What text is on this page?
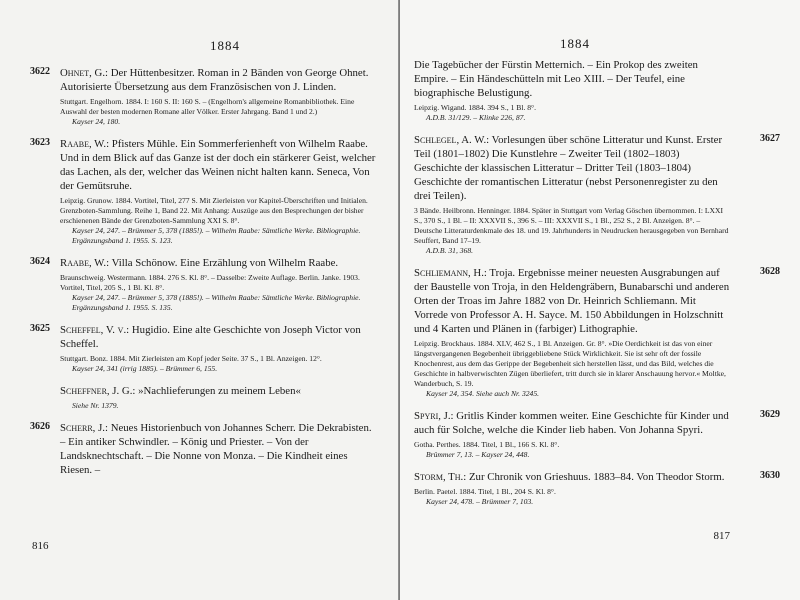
1884
3622 Ohnet, G.: Der Hüttenbesitzer. Roman in 2 Bänden von George Ohnet. Autorisierte Übersetzung aus dem Französischen von J. Linden.
Stuttgart. Engelhorn. 1884. I: 160 S. II: 160 S. – (Engelhorn's allgemeine Romanbibliothek. Eine Auswahl der besten modernen Romane aller Völker. Erster Jahrgang. Band 1 und 2.)
Kayser 24, 180.
3623 Raabe, W.: Pfisters Mühle. Ein Sommerferienheft von Wilhelm Raabe. Und in dem Blick auf das Ganze ist der doch ein stärkerer Geist, welcher das Lachen, als der, welcher das Weinen nicht halten kann. Seneca, Von der Gemütsruhe.
Leipzig. Grunow. 1884. Vortitel, Titel, 277 S. Mit Zierleisten vor Kapitel-Überschriften und Initialen. Grenzboten-Sammlung. Reihe 1, Band 22. Mit Anhang: Auszüge aus den Besprechungen der bisher erschienenen Bände der Grenzboten-Sammlung XXI S. 8°.
Kayser 24, 247. – Brümmer 5, 378 (1885!). – Wilhelm Raabe: Sämtliche Werke. Bibliographie. Ergänzungsband 1. 1955. S. 123.
3624 Raabe, W.: Villa Schönow. Eine Erzählung von Wilhelm Raabe.
Braunschweig. Westermann. 1884. 276 S. Kl. 8°. – Dasselbe: Zweite Auflage. Berlin. Janke. 1903. Vortitel, Titel, 205 S., 1 Bl. Kl. 8°.
Kayser 24, 247. – Brümmer 5, 378 (1885!). – Wilhelm Raabe: Sämtliche Werke. Bibliographie. Ergänzungsband 1. 1955. S. 135.
3625 Scheffel, V. v.: Hugidio. Eine alte Geschichte von Joseph Victor von Scheffel.
Stuttgart. Bonz. 1884. Mit Zierleisten am Kopf jeder Seite. 37 S., 1 Bl. Anzeigen. 12°.
Kayser 24, 341 (irrig 1885). – Brümmer 6, 155.
Scheffner, J. G.: »Nachlieferungen zu meinem Leben«
Siehe Nr. 1379.
3626 Scherr, J.: Neues Historienbuch von Johannes Scherr. Die Dekrabisten. – Ein antiker Schwindler. – König und Priester. – Von der Landsknechtschaft. – Die Nonne von Monza. – Die Kindheit eines Riesen. –
816
1884
Die Tagebücher der Fürstin Metternich. – Ein Prokop des zweiten Empire. – Ein Händeschütteln mit Leo XIII. – Der Teufel, eine biographische Belustigung.
Leipzig. Wigand. 1884. 394 S., 1 Bl. 8°.
A.D.B. 31/129. – Klinke 226, 87.
3627
Schlegel, A. W.: Vorlesungen über schöne Litteratur und Kunst. Erster Teil (1801–1802) Die Kunstlehre – Zweiter Teil (1802–1803) Geschichte der klassischen Litteratur – Dritter Teil (1803–1804) Geschichte der romantischen Litteratur (nebst Personenregister zu den drei Teilen).
3 Bände. Heilbronn. Henninger. 1884. Später in Stuttgart vom Verlag Göschen übernommen. I: LXXI S., 370 S., 1 Bl. – II: XXXVII S., 396 S. – III: XXXVII S., 1 Bl., 252 S., 2 Bl. Anzeigen. 8°. – Deutsche Litteraturdenkmale des 18. und 19. Jahrhunderts in Neudrucken herausgegeben von Bernhard Seuffert, Band 17–19.
A.D.B. 31, 368.
3628
Schliemann, H.: Troja. Ergebnisse meiner neuesten Ausgrabungen auf der Baustelle von Troja, in den Heldengräbern, Bunabarschi und anderen Orten der Troas im Jahre 1882 von Dr. Heinrich Schliemann. Mit Vorrede von Professor A. H. Sayce. M. 150 Abbildungen in Holzschnitt und 4 Karten und Plänen in (farbiger) Lithographie.
Leipzig. Brockhaus. 1884. XLV, 462 S., 1 Bl. Anzeigen. Gr. 8°. »Die Oerdichkeit ist das von einer längstvergangenen Begebenheit übriggebliebene Stück Wirklichkeit. Sie ist sehr oft der fossile Knochenrest, aus dem das Gerippe der Begebenheit sich herstellen lässt, und das Bild, welches die Geschichte in halbverwischten Zügen überliefert, tritt durch sie in klarer Anschauung hervor.« Moltke, Wanderbuch, S. 19.
Kayser 24, 354. Siehe auch Nr. 3245.
3629
Spyri, J.: Gritlis Kinder kommen weiter. Eine Geschichte für Kinder und auch für Solche, welche die Kinder lieb haben. Von Johanna Spyri.
Gotha. Perthes. 1884. Titel, 1 Bl., 166 S. Kl. 8°.
Brümmer 7, 13. – Kayser 24, 448.
3630
Storm, Th.: Zur Chronik von Grieshuus. 1883–84. Von Theodor Storm.
Berlin. Paetel. 1884. Titel, 1 Bl., 204 S. Kl. 8°.
Kayser 24, 478. – Brümmer 7, 103.
817
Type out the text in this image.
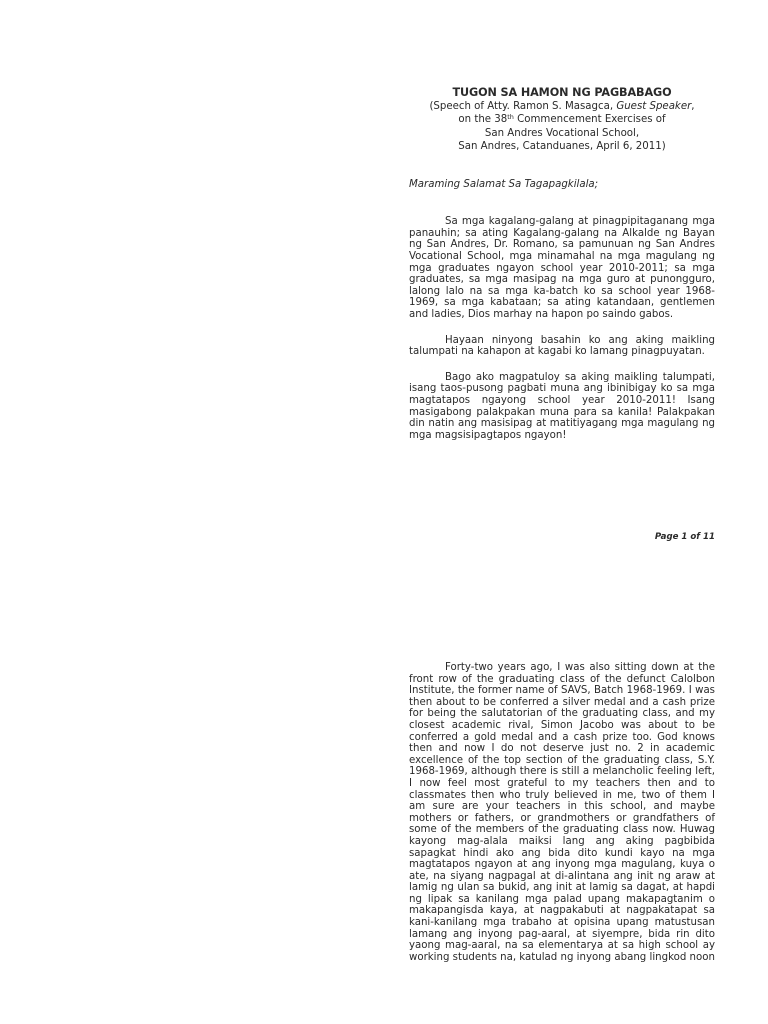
TUGON SA HAMON NG PAGBABAGO
(Speech of Atty. Ramon S. Masagca, Guest Speaker,
on the 38th Commencement Exercises of
San Andres Vocational School,
San Andres, Catanduanes, April 6, 2011)
Maraming Salamat Sa Tagapagkilala;

Sa mga kagalang-galang at pinagpipitaganang mga panauhin; sa ating Kagalang-galang na Alkalde ng Bayan ng San Andres, Dr. Romano, sa pamunuan ng San Andres Vocational School, mga minamahal na mga magulang ng mga graduates ngayon school year 2010-2011; sa mga graduates, sa mga masipag na mga guro at punongguro, lalong lalo na sa mga ka-batch ko sa school year 1968-1969, sa mga kabataan; sa ating katandaan, gentlemen and ladies, Dios marhay na hapon po saindo gabos.

Hayaan ninyong basahin ko ang aking maikling talumpati na kahapon at kagabi ko lamang pinagpuyatan.

Bago ako magpatuloy sa aking maikling talumpati, isang taos-pusong pagbati muna ang ibinibigay ko sa mga magtatapos ngayong school year 2010-2011! Isang masigabong palakpakan muna para sa kanila! Palakpakan din natin ang masisipag at matitiyagang mga magulang ng mga magsisipagtapos ngayon!

Page 1 of 11

Forty-two years ago, I was also sitting down at the front row of the graduating class of the defunct Calolbon Institute, the former name of SAVS, Batch 1968-1969. I was then about to be conferred a silver medal and a cash prize for being the salutatorian of the graduating class, and my closest academic rival, Simon Jacobo was about to be conferred a gold medal and a cash prize too. God knows then and now I do not deserve just no. 2 in academic excellence of the top section of the graduating class, S.Y. 1968-1969, although there is still a melancholic feeling left, I now feel most grateful to my teachers then and to classmates then who truly believed in me, two of them I am sure are your teachers in this school, and maybe mothers or fathers, or grandmothers or grandfathers of some of the members of the graduating class now. Huwag kayong mag-alala maiksi lang ang aking pagbibida sapagkat hindi ako ang bida dito kundi kayo na mga magtatapos ngayon at ang inyong mga magulang, kuya o ate, na siyang nagpagal at di-alintana ang init ng araw at lamig ng ulan sa bukid, ang init at lamig sa dagat, at hapdi ng lipak sa kanilang mga palad upang makapagtanim o makapangisda kaya, at nagpakabuti at nagpakatapat sa kani-kanilang mga trabaho at opisina upang matustusan lamang ang inyong pag-aaral, at siyempre, bida rin dito yaong mag-aaral, na sa elementarya at sa high school ay working students na, katulad ng inyong abang lingkod noon
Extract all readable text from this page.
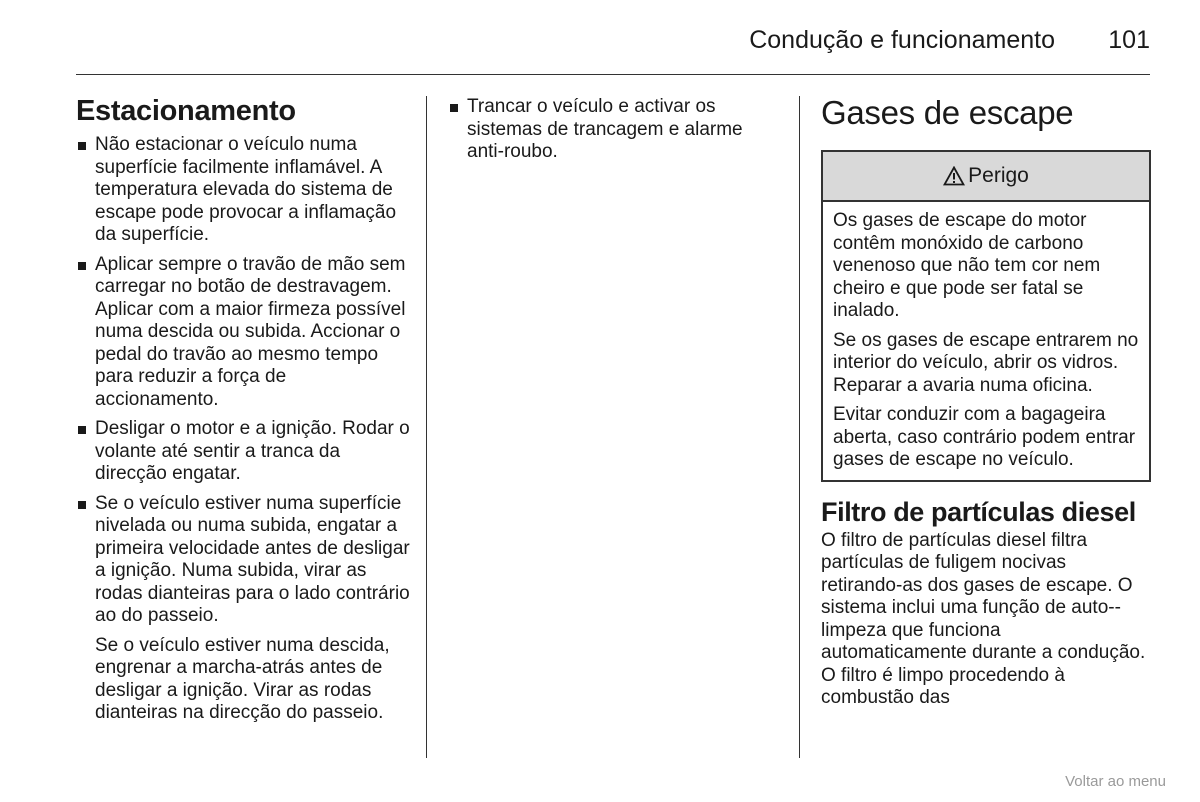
Condução e funcionamento	101
Estacionamento
Não estacionar o veículo numa superfície facilmente inflamável. A temperatura elevada do sistema de escape pode provocar a inflamação da superfície.
Aplicar sempre o travão de mão sem carregar no botão de destravagem. Aplicar com a maior firmeza possível numa descida ou subida. Accionar o pedal do travão ao mesmo tempo para reduzir a força de accionamento.
Desligar o motor e a ignição. Rodar o volante até sentir a tranca da direcção engatar.
Se o veículo estiver numa superfície nivelada ou numa subida, engatar a primeira velocidade antes de desligar a ignição. Numa subida, virar as rodas dianteiras para o lado contrário ao do passeio.

Se o veículo estiver numa descida, engrenar a marcha-atrás antes de desligar a ignição. Virar as rodas dianteiras na direcção do passeio.

Trancar o veículo e activar os sistemas de trancagem e alarme anti-roubo.
Gases de escape
Perigo

Os gases de escape do motor contêm monóxido de carbono venenoso que não tem cor nem cheiro e que pode ser fatal se inalado.

Se os gases de escape entrarem no interior do veículo, abrir os vidros. Reparar a avaria numa oficina.

Evitar conduzir com a bagageira aberta, caso contrário podem entrar gases de escape no veículo.

Filtro de partículas diesel

O filtro de partículas diesel filtra partículas de fuligem nocivas retirando-as dos gases de escape. O sistema inclui uma função de auto--limpeza que funciona automaticamente durante a condução. O filtro é limpo procedendo à combustão das

Voltar ao menu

> _Goal_: Copy out all lines from the material above that contain the string "Werke".

> _Answer in full_:
Kayser 24, 247. – Brümmer 5, 378 (1885!). – Wilhelm Raabe: Sämtliche Werke. Bibliographie. Ergänzungsband 1. 1955. S. 123.
Kayser 24, 247. – Brümmer 5, 378 (1885!). – Wilhelm Raabe: Sämtliche Werke. Bibliographie. Ergänzungsband 1. 1955. S. 135.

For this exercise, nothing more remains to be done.